3.Armas nucleares: a
utilização de armas de destruição maciça, especialmente armas nucleares e armas
químicas e biológicas, deve ser combatida. Devem ser feitos todos os esforços
possíveis para prevenir a proliferação nuclear e evitar a crise nuclear.
4.Ataques a usinas
nucleares: os ataques às usinas nucleares e outras instalações nucleares
pacíficas devem ser combatidos. Todas as partes devem cumprir o direito
internacional, incluindo a Convenção sobre Segurança Nuclear, e prevenir
resolutamente acidentes nucleares.
5.Prisioneiros e
assistência humanitária: são necessários esforços para aumentar a assistência
humanitária às regiões relevantes e evitar uma crise humanitária em maior
escala. Os ataques a civis ou a instalações civis devem ser evitados [...] e
prisioneiros de guerra devem ser protegidos. Os dois lados apoiam a troca de
prisioneiros de guerra entre as partes em conflito.
6.Oposição à
bipolarização do mundo: deve-se opor à divisão do mundo em grupos políticos ou
econômicos isolados. As duas partes apelam a esforços para reforçar a
cooperação internacional nos mais variados setores [...] de modo a proteger a
estabilidade das cadeias industriais e de abastecimento globais.
Entendimentos comuns
entre China e Brasil sobre a solução política da crise na Ucrânia
Por fim, o comunicado
do Ministério das Relações Exteriores da China convoca "os membros da
comunidade internacional a apoiarem e endossarem os entendimentos comuns acima
mencionados, e desempenharem conjuntamente um papel construtivo na redução da situação
e na promoção de diálogos de paz.
Brasil e China, que
adotaram o princípio de neutralidade diante do conflito, são países que fazem
parte do Sul Global e acreditam que Moscou e Kiev precisam ser ouvidas, se
distanciando da retórica norte-americana e europeia, na qual a Rússia é vista
como única agressora e sem motivos para lançar sua operação.
¨
Biden não deve ir à
cúpula da Ucrânia para arrecadar fundos em Hollywood, diz mídia americana
O presidente Joe Biden
provavelmente não comparecerá à cúpula da Ucrânia na Suíça porque entra em
conflito com uma campanha de arrecadação de fundos na Califórnia, da qual ele
participará ao lado de George Clooney, Julia Roberts e outras estrelas.

:: TAREFA 1 ::
Quais títulos aparecem nos itens numerados de 3 a 6 do trecho sobre os entendimentos entre China e Brasil? Escreva cada um com o número correspondente.
:: TAREFA 2 ::
Continue o trecho sobre os entendimentos entre China e Brasil e a cúpula da Ucrânia a partir da última frase, a que cita George Clooney e Julia Roberts.

Dados de previsão de caixas delimitadoras:
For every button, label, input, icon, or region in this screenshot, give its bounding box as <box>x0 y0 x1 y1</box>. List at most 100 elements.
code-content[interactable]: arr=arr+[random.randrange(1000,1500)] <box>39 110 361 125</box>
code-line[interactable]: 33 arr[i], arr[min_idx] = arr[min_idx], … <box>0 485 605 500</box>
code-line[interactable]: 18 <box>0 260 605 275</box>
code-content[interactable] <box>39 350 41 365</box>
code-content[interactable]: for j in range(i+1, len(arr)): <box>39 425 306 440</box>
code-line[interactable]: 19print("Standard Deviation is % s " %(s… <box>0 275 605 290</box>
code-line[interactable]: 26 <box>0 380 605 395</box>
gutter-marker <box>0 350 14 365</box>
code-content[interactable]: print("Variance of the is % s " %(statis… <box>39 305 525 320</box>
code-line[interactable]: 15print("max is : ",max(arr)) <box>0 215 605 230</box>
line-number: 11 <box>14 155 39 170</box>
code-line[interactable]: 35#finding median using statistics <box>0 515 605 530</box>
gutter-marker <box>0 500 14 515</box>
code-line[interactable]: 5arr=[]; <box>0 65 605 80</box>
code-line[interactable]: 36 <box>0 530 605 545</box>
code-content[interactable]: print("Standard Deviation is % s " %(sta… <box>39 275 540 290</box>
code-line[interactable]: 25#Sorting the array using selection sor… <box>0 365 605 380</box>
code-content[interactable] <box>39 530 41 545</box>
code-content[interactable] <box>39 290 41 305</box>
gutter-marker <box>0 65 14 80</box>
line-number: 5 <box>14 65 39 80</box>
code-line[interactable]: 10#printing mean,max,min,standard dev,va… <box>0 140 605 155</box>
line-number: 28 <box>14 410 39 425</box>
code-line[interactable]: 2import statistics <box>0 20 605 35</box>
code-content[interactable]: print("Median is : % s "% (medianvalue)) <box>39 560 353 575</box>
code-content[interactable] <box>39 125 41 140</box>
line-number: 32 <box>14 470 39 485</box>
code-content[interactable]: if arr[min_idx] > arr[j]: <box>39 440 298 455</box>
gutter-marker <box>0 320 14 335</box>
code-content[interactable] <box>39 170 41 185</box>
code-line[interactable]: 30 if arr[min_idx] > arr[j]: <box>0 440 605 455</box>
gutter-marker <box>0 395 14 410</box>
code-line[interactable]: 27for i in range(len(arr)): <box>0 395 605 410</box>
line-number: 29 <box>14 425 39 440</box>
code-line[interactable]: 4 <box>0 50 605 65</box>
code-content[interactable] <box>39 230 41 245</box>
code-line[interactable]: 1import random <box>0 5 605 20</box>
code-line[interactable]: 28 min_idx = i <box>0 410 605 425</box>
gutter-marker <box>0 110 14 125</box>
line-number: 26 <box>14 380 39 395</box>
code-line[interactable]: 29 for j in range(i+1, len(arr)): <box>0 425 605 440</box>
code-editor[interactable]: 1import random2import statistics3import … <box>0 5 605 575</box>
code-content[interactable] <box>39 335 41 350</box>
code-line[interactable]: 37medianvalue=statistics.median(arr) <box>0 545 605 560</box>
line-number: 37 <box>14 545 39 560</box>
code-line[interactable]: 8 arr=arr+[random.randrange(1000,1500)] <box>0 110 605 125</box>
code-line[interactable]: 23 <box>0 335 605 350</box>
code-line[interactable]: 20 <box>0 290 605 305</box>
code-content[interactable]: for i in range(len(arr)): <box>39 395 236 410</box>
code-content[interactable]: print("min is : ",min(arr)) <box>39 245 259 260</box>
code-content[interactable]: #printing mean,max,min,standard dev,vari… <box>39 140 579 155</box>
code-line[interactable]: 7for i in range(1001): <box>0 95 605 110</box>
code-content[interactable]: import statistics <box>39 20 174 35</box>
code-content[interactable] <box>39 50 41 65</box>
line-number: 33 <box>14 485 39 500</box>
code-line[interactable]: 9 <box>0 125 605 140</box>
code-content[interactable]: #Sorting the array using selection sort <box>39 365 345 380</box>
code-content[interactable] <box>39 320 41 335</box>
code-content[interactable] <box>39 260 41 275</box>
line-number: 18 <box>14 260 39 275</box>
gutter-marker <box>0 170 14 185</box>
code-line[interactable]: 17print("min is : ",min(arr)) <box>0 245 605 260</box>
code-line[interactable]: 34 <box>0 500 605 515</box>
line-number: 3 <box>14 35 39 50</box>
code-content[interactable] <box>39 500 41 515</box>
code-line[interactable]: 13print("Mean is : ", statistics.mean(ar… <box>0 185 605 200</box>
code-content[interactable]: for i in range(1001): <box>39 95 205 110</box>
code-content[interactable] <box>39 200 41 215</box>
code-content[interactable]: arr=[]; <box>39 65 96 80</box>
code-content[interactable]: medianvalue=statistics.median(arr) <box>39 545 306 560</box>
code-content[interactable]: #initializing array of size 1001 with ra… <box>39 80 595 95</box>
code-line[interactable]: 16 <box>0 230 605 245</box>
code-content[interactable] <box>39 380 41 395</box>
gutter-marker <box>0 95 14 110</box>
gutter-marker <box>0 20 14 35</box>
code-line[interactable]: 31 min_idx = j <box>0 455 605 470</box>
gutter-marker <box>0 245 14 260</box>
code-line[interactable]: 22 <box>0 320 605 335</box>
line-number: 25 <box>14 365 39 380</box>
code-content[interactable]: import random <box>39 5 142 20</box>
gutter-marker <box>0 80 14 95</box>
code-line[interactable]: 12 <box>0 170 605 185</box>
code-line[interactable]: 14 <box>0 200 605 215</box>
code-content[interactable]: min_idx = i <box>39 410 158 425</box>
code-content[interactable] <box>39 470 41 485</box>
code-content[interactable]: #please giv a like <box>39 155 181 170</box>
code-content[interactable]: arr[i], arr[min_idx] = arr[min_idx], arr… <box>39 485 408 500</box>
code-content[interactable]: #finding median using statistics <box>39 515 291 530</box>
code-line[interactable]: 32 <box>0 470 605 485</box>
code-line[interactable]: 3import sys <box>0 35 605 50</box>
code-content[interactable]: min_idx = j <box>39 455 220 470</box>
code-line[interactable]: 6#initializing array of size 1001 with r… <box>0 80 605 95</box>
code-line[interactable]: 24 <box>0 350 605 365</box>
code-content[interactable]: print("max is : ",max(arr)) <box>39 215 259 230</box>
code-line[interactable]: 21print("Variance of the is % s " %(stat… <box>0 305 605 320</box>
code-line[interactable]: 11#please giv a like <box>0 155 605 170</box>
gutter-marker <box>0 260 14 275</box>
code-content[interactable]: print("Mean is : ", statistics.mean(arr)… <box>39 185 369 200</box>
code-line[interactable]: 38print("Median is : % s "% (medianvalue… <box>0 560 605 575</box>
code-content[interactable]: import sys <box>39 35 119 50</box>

:: RESPOSTA 1 ::
3. Armas nucleares
4. Ataques a usinas nucleares
5. Prisioneiros e assistência humanitária
6. Oposição à bipolarização do mundo

:: RESPOSTA 2 ::
A Suíça agendou a
conferência para 15 e 16 de junho, após a reunião do G7 que acontecerá na
Itália de 13 a 15 de junho. Vários líderes planejam aderir à cúpula, mas nem
Biden nem a vice-presidente, Kamala Harris, estão programados para comparecer,
de acordo com pessoas familiarizadas com o assunto, ouvidas pela Bloomberg.
O presidente
norte-americano está programado para voar da reunião do G7 para Los Angeles
para a arrecadação de fundos em 15 de junho. Junto com Clooney e Roberts, o
ex-presidente, Barack Obama, e o apresentador de TV, Jimmy Kimmel, devem se
juntar a ele.
A mídia analisa que a
decisão ressalta como Biden está mudando ainda mais para o modo de campanha, à
medida que busca superar a liderança do ex-presidente Donald Trump nas
pesquisas nos principais estados indecisos antes das eleições de novembro.
Ao mesmo tempo,
reflete também um pessimismo mais amplo em relação à conferência, que a Suíça
concordou em organizar quando o presidente Vladimir Zelensky visitou o país em
janeiro, escreve a Bloomberg.
A China, o Brasil e
várias outras nações do Sul Global pressionaram para que a Rússia se envolvesse
no processo, mas a Ucrânia e os seus aliados não querem envolver-se com Moscou
até que um conjunto de princípios que definiriam qualquer futuro acordo de paz
seja amplamente acordado.
A Rússia disse que não
é contra as negociações pela paz, mas mesmo que fosse convidada não
participaria porque não considera Berna um ator neutro, uma vez que o país se
uniu ao esforço unilateral ocidental nas sanções contra Moscou,
descredibilizando seu papel como mediador em relação ao conflito.